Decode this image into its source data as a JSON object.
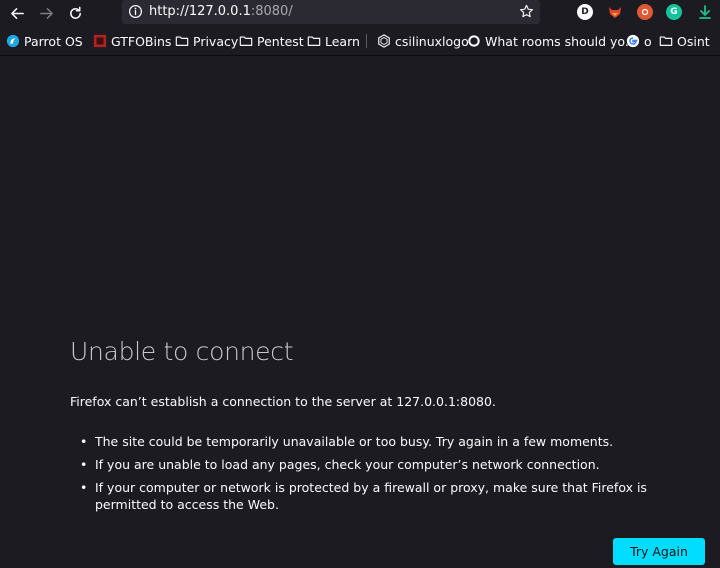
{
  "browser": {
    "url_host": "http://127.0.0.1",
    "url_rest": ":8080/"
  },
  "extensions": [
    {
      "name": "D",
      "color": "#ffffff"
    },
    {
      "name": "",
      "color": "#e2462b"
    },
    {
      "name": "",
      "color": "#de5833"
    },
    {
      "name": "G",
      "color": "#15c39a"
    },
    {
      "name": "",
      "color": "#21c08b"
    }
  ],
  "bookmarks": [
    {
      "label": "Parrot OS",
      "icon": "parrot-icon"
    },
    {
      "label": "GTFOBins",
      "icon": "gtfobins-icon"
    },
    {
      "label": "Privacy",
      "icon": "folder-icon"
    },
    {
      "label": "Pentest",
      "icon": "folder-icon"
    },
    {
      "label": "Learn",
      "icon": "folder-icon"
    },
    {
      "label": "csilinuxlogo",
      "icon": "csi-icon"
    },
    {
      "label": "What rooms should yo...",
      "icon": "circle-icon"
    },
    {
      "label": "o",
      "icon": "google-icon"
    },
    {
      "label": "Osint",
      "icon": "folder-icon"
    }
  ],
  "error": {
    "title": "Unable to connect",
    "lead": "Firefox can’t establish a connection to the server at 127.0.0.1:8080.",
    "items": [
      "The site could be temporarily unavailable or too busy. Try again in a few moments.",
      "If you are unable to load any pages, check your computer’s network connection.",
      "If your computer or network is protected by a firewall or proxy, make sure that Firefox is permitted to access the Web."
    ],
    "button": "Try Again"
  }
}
□ □ □
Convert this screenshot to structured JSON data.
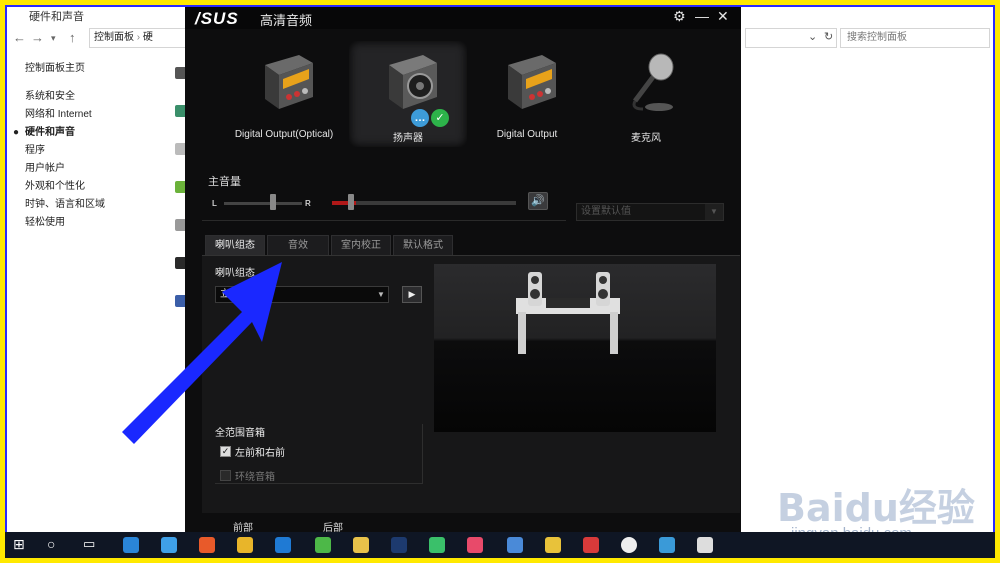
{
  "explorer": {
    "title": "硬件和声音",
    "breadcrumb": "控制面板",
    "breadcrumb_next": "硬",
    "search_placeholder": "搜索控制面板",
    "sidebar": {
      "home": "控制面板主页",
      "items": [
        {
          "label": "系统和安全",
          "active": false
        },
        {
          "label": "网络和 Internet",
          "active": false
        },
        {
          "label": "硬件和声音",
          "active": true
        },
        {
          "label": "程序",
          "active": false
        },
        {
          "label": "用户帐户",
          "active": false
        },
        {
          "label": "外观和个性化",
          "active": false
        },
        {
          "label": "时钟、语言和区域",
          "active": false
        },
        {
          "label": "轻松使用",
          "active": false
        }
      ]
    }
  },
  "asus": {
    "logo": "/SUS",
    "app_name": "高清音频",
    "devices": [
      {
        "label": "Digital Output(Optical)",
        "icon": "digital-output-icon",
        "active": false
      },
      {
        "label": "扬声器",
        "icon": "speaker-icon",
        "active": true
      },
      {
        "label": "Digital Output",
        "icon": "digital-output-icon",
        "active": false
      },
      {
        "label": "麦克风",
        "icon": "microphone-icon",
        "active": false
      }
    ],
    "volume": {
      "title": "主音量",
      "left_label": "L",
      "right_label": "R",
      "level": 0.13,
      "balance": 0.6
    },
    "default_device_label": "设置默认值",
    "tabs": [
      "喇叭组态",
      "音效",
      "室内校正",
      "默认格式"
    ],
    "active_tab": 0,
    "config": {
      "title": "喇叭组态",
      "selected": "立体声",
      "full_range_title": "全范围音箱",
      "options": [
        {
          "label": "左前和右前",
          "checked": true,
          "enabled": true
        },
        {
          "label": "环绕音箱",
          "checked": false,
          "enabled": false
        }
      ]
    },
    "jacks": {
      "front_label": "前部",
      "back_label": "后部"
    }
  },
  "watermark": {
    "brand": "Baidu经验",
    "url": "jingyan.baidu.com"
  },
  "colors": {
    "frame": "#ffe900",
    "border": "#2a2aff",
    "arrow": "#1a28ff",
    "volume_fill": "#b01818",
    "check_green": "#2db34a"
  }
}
□ □ □
Each line that has the word "connection" should be copied.

• _Result for this task_:
    "lead": "Firefox can’t establish a connection to the server at 127.0.0.1:8080.",
      "If you are unable to load any pages, check your computer’s network connection.",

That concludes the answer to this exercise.